→ Problem details: Drop every picture, then transcribe the remaining data exactly.

→ Records provided:
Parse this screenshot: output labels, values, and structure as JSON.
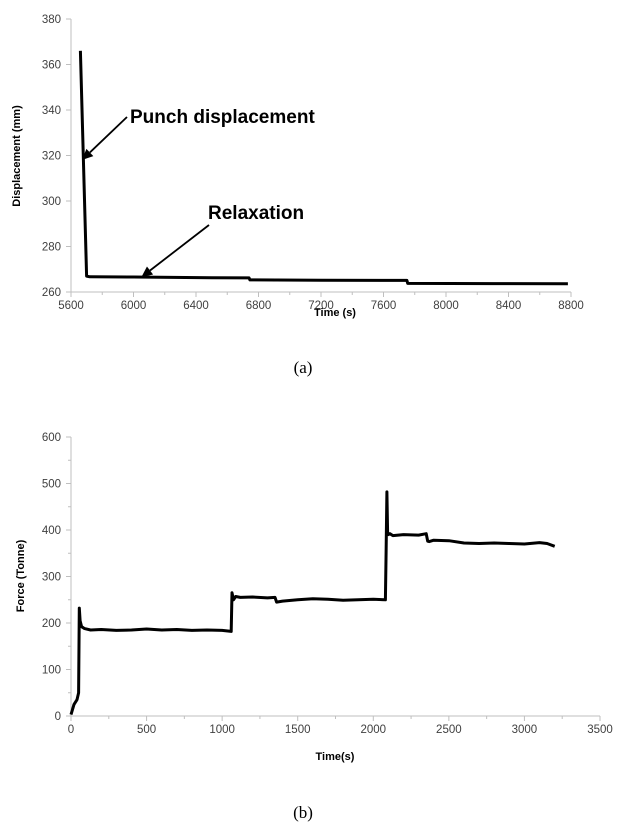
{
  "chart_data": [
    {
      "type": "line",
      "caption": "(a)",
      "xlabel": "Time (s)",
      "ylabel": "Displacement (mm)",
      "xlim": [
        5600,
        8800
      ],
      "ylim": [
        260,
        380
      ],
      "xticks": [
        5600,
        6000,
        6400,
        6800,
        7200,
        7600,
        8000,
        8400,
        8800
      ],
      "yticks": [
        260,
        280,
        300,
        320,
        340,
        360,
        380
      ],
      "grid": false,
      "annotations": [
        {
          "text": "Punch displacement",
          "points_to_x": 5670,
          "points_to_y": 318
        },
        {
          "text": "Relaxation",
          "points_to_x": 6050,
          "points_to_y": 266.5
        }
      ],
      "series": [
        {
          "x": [
            5660,
            5700,
            5720,
            6000,
            6500,
            6740,
            6745,
            7200,
            7750,
            7755,
            8300,
            8780
          ],
          "y": [
            366,
            267,
            266.7,
            266.6,
            266.3,
            266.2,
            265.3,
            265.2,
            265.1,
            263.8,
            263.7,
            263.6
          ]
        }
      ]
    },
    {
      "type": "line",
      "caption": "(b)",
      "xlabel": "Time(s)",
      "ylabel": "Force (Tonne)",
      "xlim": [
        0,
        3500
      ],
      "ylim": [
        0,
        600
      ],
      "xticks": [
        0,
        500,
        1000,
        1500,
        2000,
        2500,
        3000,
        3500
      ],
      "yticks": [
        0,
        100,
        200,
        300,
        400,
        500,
        600
      ],
      "grid": false,
      "series": [
        {
          "x": [
            0,
            20,
            40,
            50,
            55,
            60,
            70,
            90,
            130,
            200,
            300,
            400,
            500,
            600,
            700,
            800,
            900,
            1000,
            1060,
            1065,
            1075,
            1090,
            1120,
            1200,
            1300,
            1350,
            1360,
            1400,
            1500,
            1600,
            1700,
            1800,
            1900,
            2000,
            2080,
            2085,
            2090,
            2095,
            2100,
            2110,
            2130,
            2200,
            2300,
            2350,
            2360,
            2370,
            2400,
            2500,
            2600,
            2700,
            2800,
            2900,
            3000,
            3100,
            3150,
            3200
          ],
          "y": [
            3,
            25,
            35,
            50,
            232,
            205,
            192,
            188,
            185,
            186,
            184,
            185,
            187,
            185,
            186,
            184,
            185,
            184,
            182,
            265,
            250,
            257,
            255,
            256,
            254,
            255,
            245,
            247,
            250,
            252,
            251,
            249,
            250,
            251,
            250,
            352,
            482,
            395,
            390,
            392,
            388,
            390,
            389,
            392,
            376,
            375,
            378,
            377,
            372,
            371,
            372,
            371,
            370,
            373,
            371,
            365
          ]
        }
      ]
    }
  ]
}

→ Solution:
Parse this screenshot: output labels, values, and structure as JSON.
{
  "chart_data": [
    {
      "type": "line",
      "caption": "(a)",
      "xlabel": "Time (s)",
      "ylabel": "Displacement (mm)",
      "xlim": [
        5600,
        8800
      ],
      "ylim": [
        260,
        380
      ],
      "xticks": [
        5600,
        6000,
        6400,
        6800,
        7200,
        7600,
        8000,
        8400,
        8800
      ],
      "yticks": [
        260,
        280,
        300,
        320,
        340,
        360,
        380
      ],
      "grid": false,
      "annotations": [
        {
          "text": "Punch displacement",
          "points_to_x": 5670,
          "points_to_y": 318
        },
        {
          "text": "Relaxation",
          "points_to_x": 6050,
          "points_to_y": 266.5
        }
      ],
      "series": [
        {
          "x": [
            5660,
            5700,
            5720,
            6000,
            6500,
            6740,
            6745,
            7200,
            7750,
            7755,
            8300,
            8780
          ],
          "y": [
            366,
            267,
            266.7,
            266.6,
            266.3,
            266.2,
            265.3,
            265.2,
            265.1,
            263.8,
            263.7,
            263.6
          ]
        }
      ]
    },
    {
      "type": "line",
      "caption": "(b)",
      "xlabel": "Time(s)",
      "ylabel": "Force (Tonne)",
      "xlim": [
        0,
        3500
      ],
      "ylim": [
        0,
        600
      ],
      "xticks": [
        0,
        500,
        1000,
        1500,
        2000,
        2500,
        3000,
        3500
      ],
      "yticks": [
        0,
        100,
        200,
        300,
        400,
        500,
        600
      ],
      "grid": false,
      "series": [
        {
          "x": [
            0,
            20,
            40,
            50,
            55,
            60,
            70,
            90,
            130,
            200,
            300,
            400,
            500,
            600,
            700,
            800,
            900,
            1000,
            1060,
            1065,
            1075,
            1090,
            1120,
            1200,
            1300,
            1350,
            1360,
            1400,
            1500,
            1600,
            1700,
            1800,
            1900,
            2000,
            2080,
            2085,
            2090,
            2095,
            2100,
            2110,
            2130,
            2200,
            2300,
            2350,
            2360,
            2370,
            2400,
            2500,
            2600,
            2700,
            2800,
            2900,
            3000,
            3100,
            3150,
            3200
          ],
          "y": [
            3,
            25,
            35,
            50,
            232,
            205,
            192,
            188,
            185,
            186,
            184,
            185,
            187,
            185,
            186,
            184,
            185,
            184,
            182,
            265,
            250,
            257,
            255,
            256,
            254,
            255,
            245,
            247,
            250,
            252,
            251,
            249,
            250,
            251,
            250,
            352,
            482,
            395,
            390,
            392,
            388,
            390,
            389,
            392,
            376,
            375,
            378,
            377,
            372,
            371,
            372,
            371,
            370,
            373,
            371,
            365
          ]
        }
      ]
    }
  ]
}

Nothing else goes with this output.